Go through the lines below. Copy those with "Peak".

--*--

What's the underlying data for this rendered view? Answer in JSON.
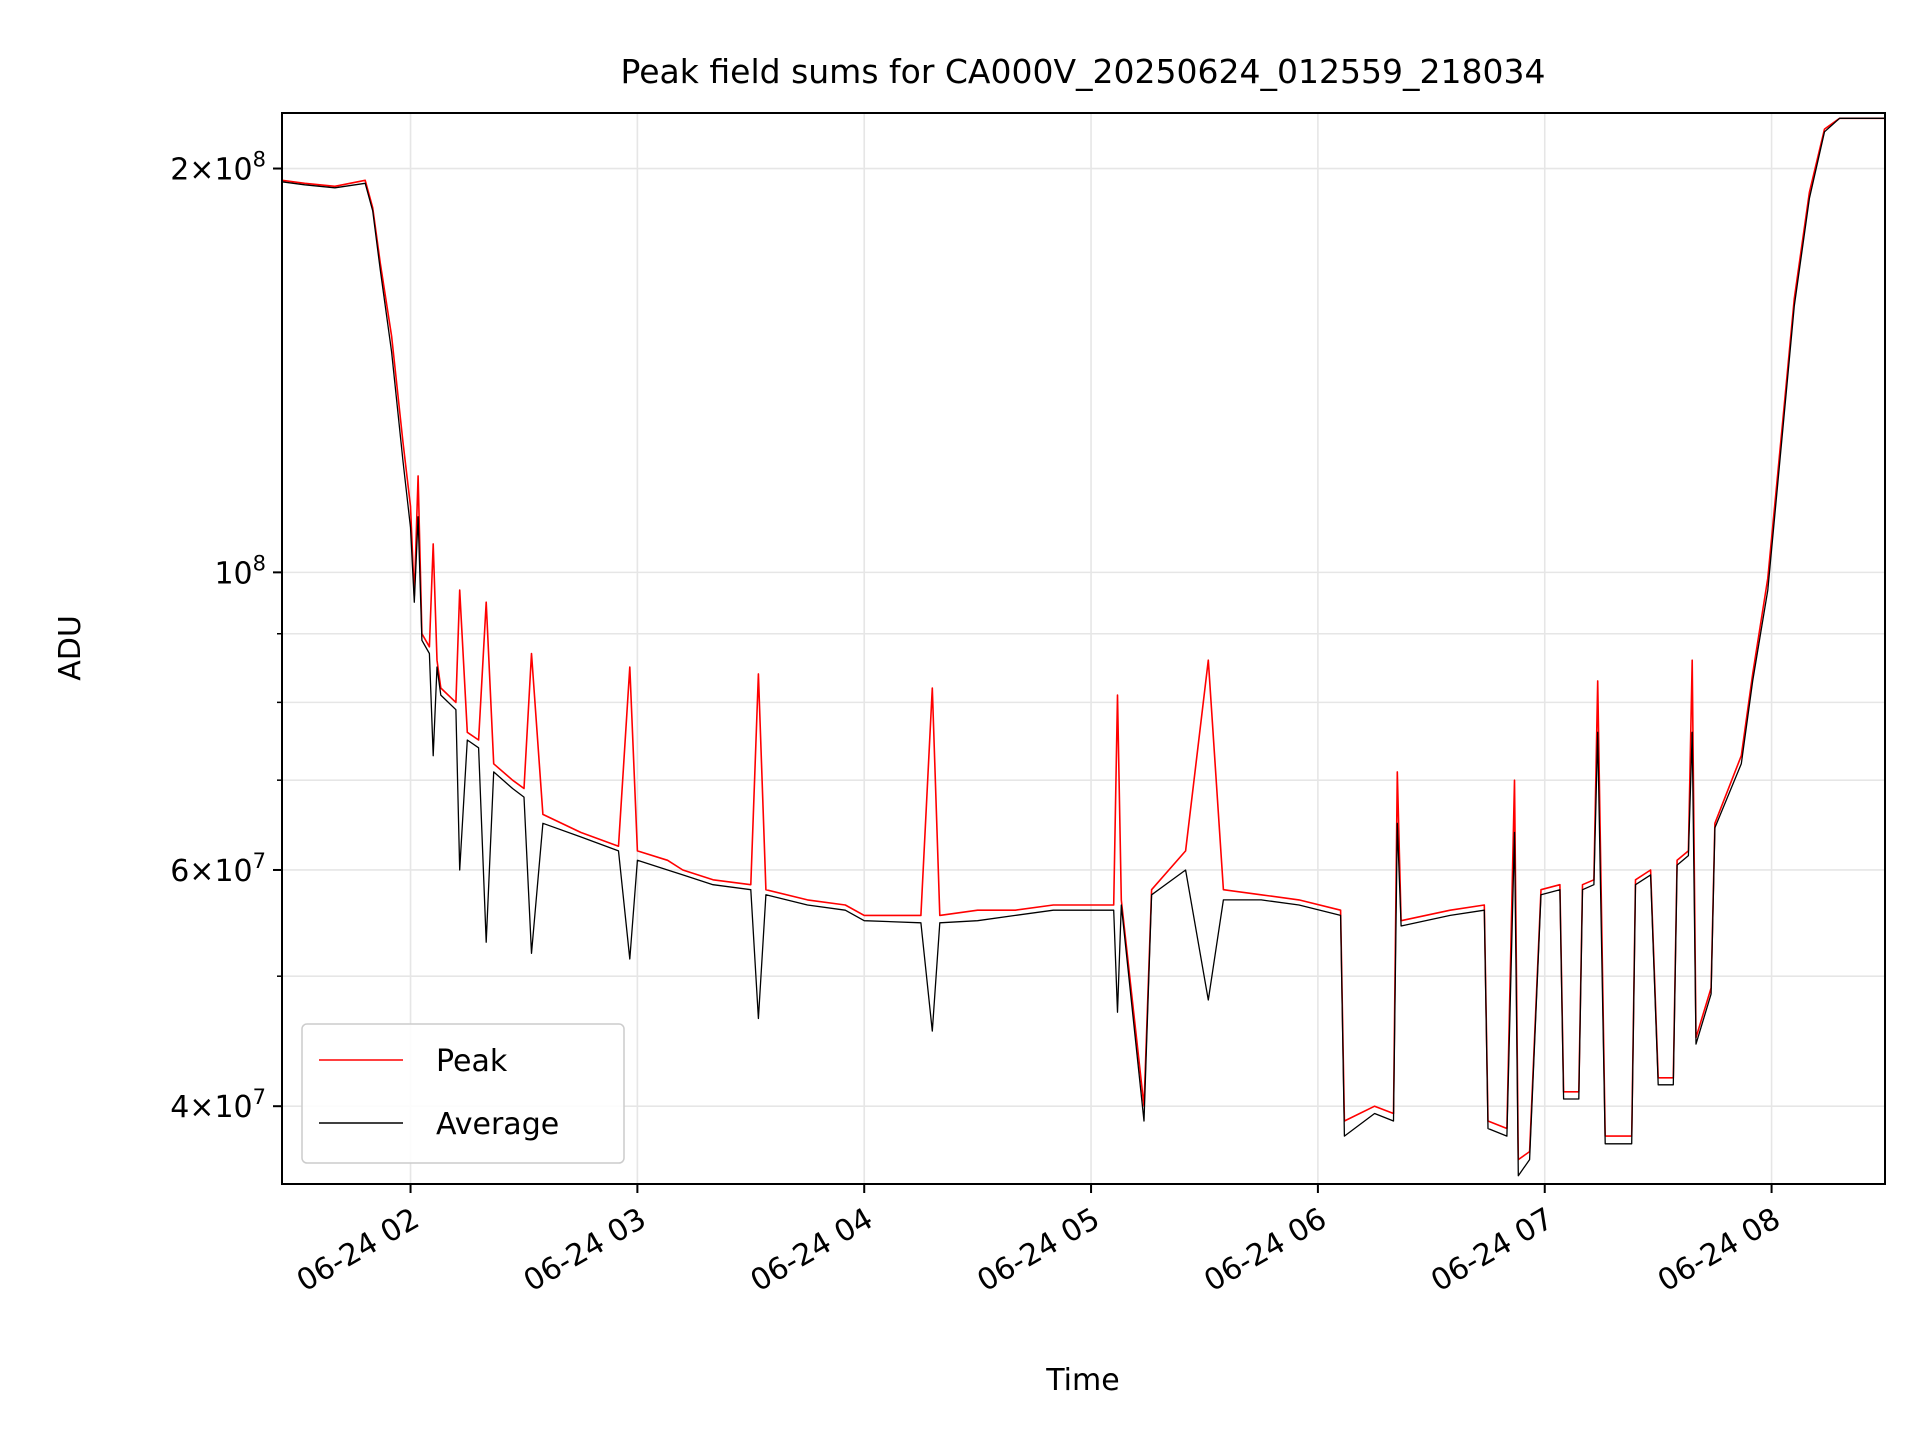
{
  "chart_data": {
    "type": "line",
    "title": "Peak field sums for CA000V_20250624_012559_218034",
    "xlabel": "Time",
    "ylabel": "ADU",
    "x_scale": "time",
    "y_scale": "log",
    "xlim": [
      "2025-06-24 01:26",
      "2025-06-24 08:30"
    ],
    "ylim": [
      35000000,
      220000000
    ],
    "grid": true,
    "legend_position": "lower-left",
    "x_ticks": [
      {
        "value": "2025-06-24 02:00",
        "label": "06-24 02"
      },
      {
        "value": "2025-06-24 03:00",
        "label": "06-24 03"
      },
      {
        "value": "2025-06-24 04:00",
        "label": "06-24 04"
      },
      {
        "value": "2025-06-24 05:00",
        "label": "06-24 05"
      },
      {
        "value": "2025-06-24 06:00",
        "label": "06-24 06"
      },
      {
        "value": "2025-06-24 07:00",
        "label": "06-24 07"
      },
      {
        "value": "2025-06-24 08:00",
        "label": "06-24 08"
      }
    ],
    "y_ticks_major": [
      {
        "value": 40000000,
        "base": "4",
        "exp": "7"
      },
      {
        "value": 60000000,
        "base": "6",
        "exp": "7"
      },
      {
        "value": 100000000,
        "base": "",
        "exp": "8"
      },
      {
        "value": 200000000,
        "base": "2",
        "exp": "8"
      }
    ],
    "y_ticks_minor": [
      50000000,
      70000000,
      80000000,
      90000000
    ],
    "series": [
      {
        "name": "Peak",
        "color": "#ff0000",
        "points": [
          [
            "2025-06-24 01:26",
            196000000
          ],
          [
            "2025-06-24 01:32",
            195000000
          ],
          [
            "2025-06-24 01:40",
            194000000
          ],
          [
            "2025-06-24 01:48",
            196000000
          ],
          [
            "2025-06-24 01:50",
            187000000
          ],
          [
            "2025-06-24 01:52",
            170000000
          ],
          [
            "2025-06-24 01:55",
            150000000
          ],
          [
            "2025-06-24 01:58",
            125000000
          ],
          [
            "2025-06-24 02:00",
            112000000
          ],
          [
            "2025-06-24 02:01",
            96000000
          ],
          [
            "2025-06-24 02:02",
            118000000
          ],
          [
            "2025-06-24 02:03",
            90000000
          ],
          [
            "2025-06-24 02:05",
            88000000
          ],
          [
            "2025-06-24 02:06",
            105000000
          ],
          [
            "2025-06-24 02:07",
            86000000
          ],
          [
            "2025-06-24 02:08",
            82000000
          ],
          [
            "2025-06-24 02:12",
            80000000
          ],
          [
            "2025-06-24 02:13",
            97000000
          ],
          [
            "2025-06-24 02:15",
            76000000
          ],
          [
            "2025-06-24 02:18",
            75000000
          ],
          [
            "2025-06-24 02:20",
            95000000
          ],
          [
            "2025-06-24 02:22",
            72000000
          ],
          [
            "2025-06-24 02:27",
            70000000
          ],
          [
            "2025-06-24 02:30",
            69000000
          ],
          [
            "2025-06-24 02:32",
            87000000
          ],
          [
            "2025-06-24 02:35",
            66000000
          ],
          [
            "2025-06-24 02:45",
            64000000
          ],
          [
            "2025-06-24 02:55",
            62500000
          ],
          [
            "2025-06-24 02:58",
            85000000
          ],
          [
            "2025-06-24 03:00",
            62000000
          ],
          [
            "2025-06-24 03:08",
            61000000
          ],
          [
            "2025-06-24 03:12",
            60000000
          ],
          [
            "2025-06-24 03:20",
            59000000
          ],
          [
            "2025-06-24 03:30",
            58500000
          ],
          [
            "2025-06-24 03:32",
            84000000
          ],
          [
            "2025-06-24 03:34",
            58000000
          ],
          [
            "2025-06-24 03:45",
            57000000
          ],
          [
            "2025-06-24 03:55",
            56500000
          ],
          [
            "2025-06-24 04:00",
            55500000
          ],
          [
            "2025-06-24 04:15",
            55500000
          ],
          [
            "2025-06-24 04:18",
            82000000
          ],
          [
            "2025-06-24 04:20",
            55500000
          ],
          [
            "2025-06-24 04:30",
            56000000
          ],
          [
            "2025-06-24 04:40",
            56000000
          ],
          [
            "2025-06-24 04:50",
            56500000
          ],
          [
            "2025-06-24 05:00",
            56500000
          ],
          [
            "2025-06-24 05:06",
            56500000
          ],
          [
            "2025-06-24 05:07",
            81000000
          ],
          [
            "2025-06-24 05:08",
            57000000
          ],
          [
            "2025-06-24 05:14",
            40000000
          ],
          [
            "2025-06-24 05:16",
            58000000
          ],
          [
            "2025-06-24 05:25",
            62000000
          ],
          [
            "2025-06-24 05:31",
            86000000
          ],
          [
            "2025-06-24 05:35",
            58000000
          ],
          [
            "2025-06-24 05:45",
            57500000
          ],
          [
            "2025-06-24 05:55",
            57000000
          ],
          [
            "2025-06-24 06:06",
            56000000
          ],
          [
            "2025-06-24 06:07",
            39000000
          ],
          [
            "2025-06-24 06:15",
            40000000
          ],
          [
            "2025-06-24 06:20",
            39500000
          ],
          [
            "2025-06-24 06:21",
            71000000
          ],
          [
            "2025-06-24 06:22",
            55000000
          ],
          [
            "2025-06-24 06:35",
            56000000
          ],
          [
            "2025-06-24 06:44",
            56500000
          ],
          [
            "2025-06-24 06:45",
            39000000
          ],
          [
            "2025-06-24 06:50",
            38500000
          ],
          [
            "2025-06-24 06:52",
            70000000
          ],
          [
            "2025-06-24 06:53",
            36500000
          ],
          [
            "2025-06-24 06:56",
            37000000
          ],
          [
            "2025-06-24 06:59",
            58000000
          ],
          [
            "2025-06-24 07:04",
            58500000
          ],
          [
            "2025-06-24 07:05",
            41000000
          ],
          [
            "2025-06-24 07:09",
            41000000
          ],
          [
            "2025-06-24 07:10",
            58500000
          ],
          [
            "2025-06-24 07:13",
            59000000
          ],
          [
            "2025-06-24 07:14",
            83000000
          ],
          [
            "2025-06-24 07:16",
            38000000
          ],
          [
            "2025-06-24 07:23",
            38000000
          ],
          [
            "2025-06-24 07:24",
            59000000
          ],
          [
            "2025-06-24 07:28",
            60000000
          ],
          [
            "2025-06-24 07:30",
            42000000
          ],
          [
            "2025-06-24 07:34",
            42000000
          ],
          [
            "2025-06-24 07:35",
            61000000
          ],
          [
            "2025-06-24 07:38",
            62000000
          ],
          [
            "2025-06-24 07:39",
            86000000
          ],
          [
            "2025-06-24 07:40",
            45000000
          ],
          [
            "2025-06-24 07:44",
            49000000
          ],
          [
            "2025-06-24 07:45",
            65000000
          ],
          [
            "2025-06-24 07:52",
            73000000
          ],
          [
            "2025-06-24 07:55",
            84000000
          ],
          [
            "2025-06-24 07:59",
            99000000
          ],
          [
            "2025-06-24 08:03",
            130000000
          ],
          [
            "2025-06-24 08:06",
            160000000
          ],
          [
            "2025-06-24 08:10",
            192000000
          ],
          [
            "2025-06-24 08:14",
            214000000
          ],
          [
            "2025-06-24 08:18",
            218000000
          ],
          [
            "2025-06-24 08:30",
            218000000
          ]
        ]
      },
      {
        "name": "Average",
        "color": "#000000",
        "points": [
          [
            "2025-06-24 01:26",
            195500000
          ],
          [
            "2025-06-24 01:32",
            194500000
          ],
          [
            "2025-06-24 01:40",
            193500000
          ],
          [
            "2025-06-24 01:48",
            195000000
          ],
          [
            "2025-06-24 01:50",
            186000000
          ],
          [
            "2025-06-24 01:52",
            168000000
          ],
          [
            "2025-06-24 01:55",
            146000000
          ],
          [
            "2025-06-24 01:58",
            121000000
          ],
          [
            "2025-06-24 02:00",
            108000000
          ],
          [
            "2025-06-24 02:01",
            95000000
          ],
          [
            "2025-06-24 02:02",
            110000000
          ],
          [
            "2025-06-24 02:03",
            89000000
          ],
          [
            "2025-06-24 02:05",
            87000000
          ],
          [
            "2025-06-24 02:06",
            73000000
          ],
          [
            "2025-06-24 02:07",
            85000000
          ],
          [
            "2025-06-24 02:08",
            81000000
          ],
          [
            "2025-06-24 02:12",
            79000000
          ],
          [
            "2025-06-24 02:13",
            60000000
          ],
          [
            "2025-06-24 02:15",
            75000000
          ],
          [
            "2025-06-24 02:18",
            74000000
          ],
          [
            "2025-06-24 02:20",
            53000000
          ],
          [
            "2025-06-24 02:22",
            71000000
          ],
          [
            "2025-06-24 02:27",
            69000000
          ],
          [
            "2025-06-24 02:30",
            68000000
          ],
          [
            "2025-06-24 02:32",
            52000000
          ],
          [
            "2025-06-24 02:35",
            65000000
          ],
          [
            "2025-06-24 02:45",
            63500000
          ],
          [
            "2025-06-24 02:55",
            62000000
          ],
          [
            "2025-06-24 02:58",
            51500000
          ],
          [
            "2025-06-24 03:00",
            61000000
          ],
          [
            "2025-06-24 03:08",
            60000000
          ],
          [
            "2025-06-24 03:12",
            59500000
          ],
          [
            "2025-06-24 03:20",
            58500000
          ],
          [
            "2025-06-24 03:30",
            58000000
          ],
          [
            "2025-06-24 03:32",
            46500000
          ],
          [
            "2025-06-24 03:34",
            57500000
          ],
          [
            "2025-06-24 03:45",
            56500000
          ],
          [
            "2025-06-24 03:55",
            56000000
          ],
          [
            "2025-06-24 04:00",
            55000000
          ],
          [
            "2025-06-24 04:15",
            54800000
          ],
          [
            "2025-06-24 04:18",
            45500000
          ],
          [
            "2025-06-24 04:20",
            54800000
          ],
          [
            "2025-06-24 04:30",
            55000000
          ],
          [
            "2025-06-24 04:40",
            55500000
          ],
          [
            "2025-06-24 04:50",
            56000000
          ],
          [
            "2025-06-24 05:00",
            56000000
          ],
          [
            "2025-06-24 05:06",
            56000000
          ],
          [
            "2025-06-24 05:07",
            47000000
          ],
          [
            "2025-06-24 05:08",
            56500000
          ],
          [
            "2025-06-24 05:14",
            39000000
          ],
          [
            "2025-06-24 05:16",
            57500000
          ],
          [
            "2025-06-24 05:25",
            60000000
          ],
          [
            "2025-06-24 05:31",
            48000000
          ],
          [
            "2025-06-24 05:35",
            57000000
          ],
          [
            "2025-06-24 05:45",
            57000000
          ],
          [
            "2025-06-24 05:55",
            56500000
          ],
          [
            "2025-06-24 06:06",
            55500000
          ],
          [
            "2025-06-24 06:07",
            38000000
          ],
          [
            "2025-06-24 06:15",
            39500000
          ],
          [
            "2025-06-24 06:20",
            39000000
          ],
          [
            "2025-06-24 06:21",
            65000000
          ],
          [
            "2025-06-24 06:22",
            54500000
          ],
          [
            "2025-06-24 06:35",
            55500000
          ],
          [
            "2025-06-24 06:44",
            56000000
          ],
          [
            "2025-06-24 06:45",
            38500000
          ],
          [
            "2025-06-24 06:50",
            38000000
          ],
          [
            "2025-06-24 06:52",
            64000000
          ],
          [
            "2025-06-24 06:53",
            35500000
          ],
          [
            "2025-06-24 06:56",
            36500000
          ],
          [
            "2025-06-24 06:59",
            57500000
          ],
          [
            "2025-06-24 07:04",
            58000000
          ],
          [
            "2025-06-24 07:05",
            40500000
          ],
          [
            "2025-06-24 07:09",
            40500000
          ],
          [
            "2025-06-24 07:10",
            58000000
          ],
          [
            "2025-06-24 07:13",
            58500000
          ],
          [
            "2025-06-24 07:14",
            76000000
          ],
          [
            "2025-06-24 07:16",
            37500000
          ],
          [
            "2025-06-24 07:23",
            37500000
          ],
          [
            "2025-06-24 07:24",
            58500000
          ],
          [
            "2025-06-24 07:28",
            59500000
          ],
          [
            "2025-06-24 07:30",
            41500000
          ],
          [
            "2025-06-24 07:34",
            41500000
          ],
          [
            "2025-06-24 07:35",
            60500000
          ],
          [
            "2025-06-24 07:38",
            61500000
          ],
          [
            "2025-06-24 07:39",
            76000000
          ],
          [
            "2025-06-24 07:40",
            44500000
          ],
          [
            "2025-06-24 07:44",
            48500000
          ],
          [
            "2025-06-24 07:45",
            64500000
          ],
          [
            "2025-06-24 07:52",
            72000000
          ],
          [
            "2025-06-24 07:55",
            83000000
          ],
          [
            "2025-06-24 07:59",
            97000000
          ],
          [
            "2025-06-24 08:03",
            128000000
          ],
          [
            "2025-06-24 08:06",
            158000000
          ],
          [
            "2025-06-24 08:10",
            190000000
          ],
          [
            "2025-06-24 08:14",
            213000000
          ],
          [
            "2025-06-24 08:18",
            218000000
          ],
          [
            "2025-06-24 08:30",
            218000000
          ]
        ]
      }
    ]
  }
}
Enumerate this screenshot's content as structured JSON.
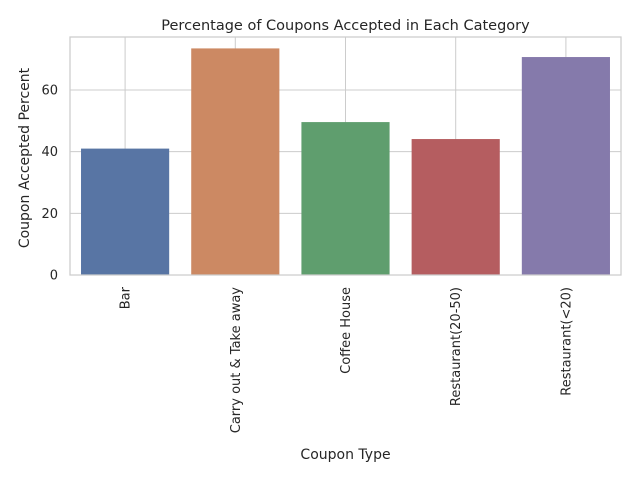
{
  "chart_data": {
    "type": "bar",
    "title": "Percentage of Coupons Accepted in Each Category",
    "xlabel": "Coupon Type",
    "ylabel": "Coupon Accepted Percent",
    "categories": [
      "Bar",
      "Carry out & Take away",
      "Coffee House",
      "Restaurant(20-50)",
      "Restaurant(<20)"
    ],
    "values": [
      41.0,
      73.5,
      49.6,
      44.1,
      70.7
    ],
    "colors": [
      "#5875a4",
      "#cc8963",
      "#5f9e6e",
      "#b55d60",
      "#857aab"
    ],
    "ylim": [
      0,
      77.2
    ],
    "yticks": [
      0,
      20,
      40,
      60
    ],
    "grid": true,
    "x_tick_rotation": "vertical"
  }
}
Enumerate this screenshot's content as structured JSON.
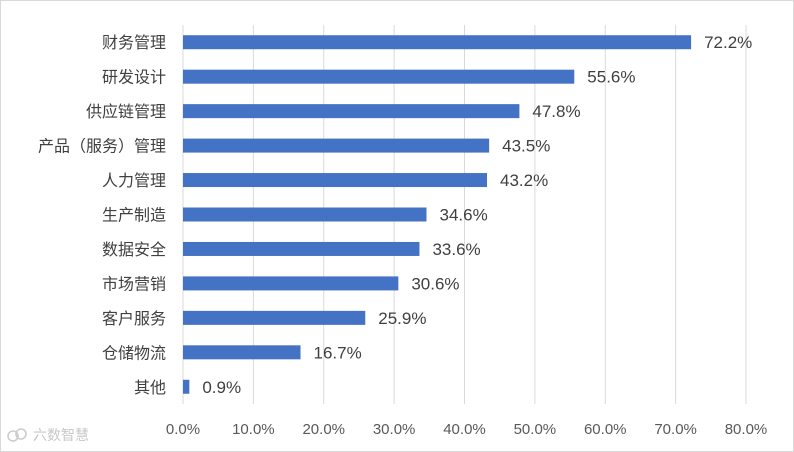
{
  "chart_data": {
    "type": "bar",
    "orientation": "horizontal",
    "categories": [
      "财务管理",
      "研发设计",
      "供应链管理",
      "产品（服务）管理",
      "人力管理",
      "生产制造",
      "数据安全",
      "市场营销",
      "客户服务",
      "仓储物流",
      "其他"
    ],
    "values": [
      72.2,
      55.6,
      47.8,
      43.5,
      43.2,
      34.6,
      33.6,
      30.6,
      25.9,
      16.7,
      0.9
    ],
    "value_labels": [
      "72.2%",
      "55.6%",
      "47.8%",
      "43.5%",
      "43.2%",
      "34.6%",
      "33.6%",
      "30.6%",
      "25.9%",
      "16.7%",
      "0.9%"
    ],
    "x_ticks": [
      "0.0%",
      "10.0%",
      "20.0%",
      "30.0%",
      "40.0%",
      "50.0%",
      "60.0%",
      "70.0%",
      "80.0%"
    ],
    "xlim": [
      0,
      80
    ],
    "grid": "vertical",
    "legend": "none",
    "bar_color": "#4472c4",
    "grid_color": "#d9d9d9"
  },
  "watermark": {
    "text": "六数智慧"
  }
}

--*--

§ **Answer to this problem**
    "title": "Peak field sums for CA000V_20250624_012559_218034",
        "name": "Peak",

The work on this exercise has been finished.